* [What you are asked to do]:
Using the data below, copy each line that includes the word "title".

* [Available records]:
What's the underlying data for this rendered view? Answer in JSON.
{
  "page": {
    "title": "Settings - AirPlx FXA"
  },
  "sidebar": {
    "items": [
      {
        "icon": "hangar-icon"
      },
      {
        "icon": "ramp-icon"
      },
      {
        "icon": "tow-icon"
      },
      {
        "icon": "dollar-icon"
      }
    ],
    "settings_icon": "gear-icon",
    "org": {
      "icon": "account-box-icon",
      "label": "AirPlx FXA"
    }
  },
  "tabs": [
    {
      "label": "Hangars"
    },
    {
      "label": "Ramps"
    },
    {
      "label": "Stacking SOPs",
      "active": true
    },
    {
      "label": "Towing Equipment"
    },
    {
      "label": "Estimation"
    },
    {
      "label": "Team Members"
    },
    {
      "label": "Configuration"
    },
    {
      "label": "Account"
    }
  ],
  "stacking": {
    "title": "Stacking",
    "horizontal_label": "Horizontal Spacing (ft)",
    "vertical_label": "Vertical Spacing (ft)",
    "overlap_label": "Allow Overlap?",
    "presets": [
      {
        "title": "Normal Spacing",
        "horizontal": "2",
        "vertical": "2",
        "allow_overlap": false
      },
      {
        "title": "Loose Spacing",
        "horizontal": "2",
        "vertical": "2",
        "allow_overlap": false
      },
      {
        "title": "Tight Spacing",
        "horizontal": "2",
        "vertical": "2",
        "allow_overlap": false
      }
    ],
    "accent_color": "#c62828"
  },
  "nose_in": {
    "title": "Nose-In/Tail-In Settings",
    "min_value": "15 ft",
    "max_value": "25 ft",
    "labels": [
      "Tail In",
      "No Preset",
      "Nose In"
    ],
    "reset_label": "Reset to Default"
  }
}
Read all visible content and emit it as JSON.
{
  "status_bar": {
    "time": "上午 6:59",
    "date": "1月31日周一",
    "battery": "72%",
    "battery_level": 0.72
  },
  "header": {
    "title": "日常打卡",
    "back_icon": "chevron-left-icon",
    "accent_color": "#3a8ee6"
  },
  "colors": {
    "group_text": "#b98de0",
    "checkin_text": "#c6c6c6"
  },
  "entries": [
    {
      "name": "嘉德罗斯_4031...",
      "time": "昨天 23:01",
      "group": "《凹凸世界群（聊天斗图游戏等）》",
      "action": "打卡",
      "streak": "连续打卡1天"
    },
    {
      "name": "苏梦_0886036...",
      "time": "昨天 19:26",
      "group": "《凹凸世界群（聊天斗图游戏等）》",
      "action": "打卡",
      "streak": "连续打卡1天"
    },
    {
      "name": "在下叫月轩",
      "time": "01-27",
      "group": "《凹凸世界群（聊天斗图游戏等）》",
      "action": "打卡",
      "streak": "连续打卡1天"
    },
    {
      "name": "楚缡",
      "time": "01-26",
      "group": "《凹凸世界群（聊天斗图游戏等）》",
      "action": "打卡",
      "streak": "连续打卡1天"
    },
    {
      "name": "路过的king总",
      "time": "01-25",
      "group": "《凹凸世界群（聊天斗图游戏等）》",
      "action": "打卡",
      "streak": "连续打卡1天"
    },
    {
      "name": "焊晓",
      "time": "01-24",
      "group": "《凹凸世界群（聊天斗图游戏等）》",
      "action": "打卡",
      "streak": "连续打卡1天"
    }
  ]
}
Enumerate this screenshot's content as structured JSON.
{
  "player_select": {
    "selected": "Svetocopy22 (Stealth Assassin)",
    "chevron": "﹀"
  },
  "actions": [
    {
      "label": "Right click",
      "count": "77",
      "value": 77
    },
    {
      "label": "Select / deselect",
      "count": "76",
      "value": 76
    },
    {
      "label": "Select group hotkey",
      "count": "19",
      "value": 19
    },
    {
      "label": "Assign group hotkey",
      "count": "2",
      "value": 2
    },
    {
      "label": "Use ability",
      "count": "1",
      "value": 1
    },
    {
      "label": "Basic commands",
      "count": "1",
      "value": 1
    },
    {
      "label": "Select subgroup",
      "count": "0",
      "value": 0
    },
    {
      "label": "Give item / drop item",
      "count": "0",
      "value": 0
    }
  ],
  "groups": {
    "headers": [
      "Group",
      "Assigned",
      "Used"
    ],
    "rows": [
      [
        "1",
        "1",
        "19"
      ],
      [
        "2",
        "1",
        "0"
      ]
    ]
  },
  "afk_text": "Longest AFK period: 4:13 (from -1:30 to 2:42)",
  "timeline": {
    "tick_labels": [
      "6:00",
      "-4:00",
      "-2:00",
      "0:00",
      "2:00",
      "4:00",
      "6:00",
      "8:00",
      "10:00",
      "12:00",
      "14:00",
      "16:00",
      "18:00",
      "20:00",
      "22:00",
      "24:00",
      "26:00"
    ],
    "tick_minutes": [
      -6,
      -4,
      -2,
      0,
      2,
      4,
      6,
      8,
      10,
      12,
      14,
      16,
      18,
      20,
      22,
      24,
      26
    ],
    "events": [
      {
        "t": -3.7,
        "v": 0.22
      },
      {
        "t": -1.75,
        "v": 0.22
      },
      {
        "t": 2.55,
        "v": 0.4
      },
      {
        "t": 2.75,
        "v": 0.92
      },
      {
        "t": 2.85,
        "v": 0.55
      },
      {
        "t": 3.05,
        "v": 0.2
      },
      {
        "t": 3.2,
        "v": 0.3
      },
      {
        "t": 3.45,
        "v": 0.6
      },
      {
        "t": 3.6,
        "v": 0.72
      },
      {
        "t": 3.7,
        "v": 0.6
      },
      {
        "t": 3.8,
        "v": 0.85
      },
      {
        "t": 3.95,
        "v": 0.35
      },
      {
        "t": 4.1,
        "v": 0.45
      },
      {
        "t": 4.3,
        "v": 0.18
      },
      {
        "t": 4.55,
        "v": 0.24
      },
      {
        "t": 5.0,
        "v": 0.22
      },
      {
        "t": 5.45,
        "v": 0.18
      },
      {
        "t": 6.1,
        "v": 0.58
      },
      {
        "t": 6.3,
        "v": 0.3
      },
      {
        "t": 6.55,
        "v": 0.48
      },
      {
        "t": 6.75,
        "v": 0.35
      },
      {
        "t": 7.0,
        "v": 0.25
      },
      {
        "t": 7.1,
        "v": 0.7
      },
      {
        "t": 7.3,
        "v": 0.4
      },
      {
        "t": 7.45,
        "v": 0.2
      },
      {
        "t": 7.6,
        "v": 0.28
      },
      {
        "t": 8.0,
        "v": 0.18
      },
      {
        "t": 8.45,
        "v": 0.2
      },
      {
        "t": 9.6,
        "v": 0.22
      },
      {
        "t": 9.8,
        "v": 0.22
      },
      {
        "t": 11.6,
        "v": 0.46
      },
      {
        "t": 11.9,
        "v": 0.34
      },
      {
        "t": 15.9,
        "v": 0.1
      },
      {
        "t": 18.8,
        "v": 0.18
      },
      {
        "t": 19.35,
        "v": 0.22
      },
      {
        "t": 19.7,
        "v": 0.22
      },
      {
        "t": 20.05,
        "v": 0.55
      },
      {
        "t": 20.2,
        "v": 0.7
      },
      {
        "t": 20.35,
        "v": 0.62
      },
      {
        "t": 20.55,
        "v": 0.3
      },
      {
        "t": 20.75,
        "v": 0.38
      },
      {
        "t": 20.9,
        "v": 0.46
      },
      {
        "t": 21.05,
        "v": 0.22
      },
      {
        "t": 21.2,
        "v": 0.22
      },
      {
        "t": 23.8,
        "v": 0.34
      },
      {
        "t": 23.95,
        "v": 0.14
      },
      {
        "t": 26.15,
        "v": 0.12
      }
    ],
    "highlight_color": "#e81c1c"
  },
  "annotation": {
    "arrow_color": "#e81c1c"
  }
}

* [Output of the exercise]:
    "title": "Settings - AirPlx FXA"
    "title": "Stacking",
        "title": "Normal Spacing",
        "title": "Loose Spacing",
        "title": "Tight Spacing",
    "title": "Nose-In/Tail-In Settings",
    "title": "日常打卡",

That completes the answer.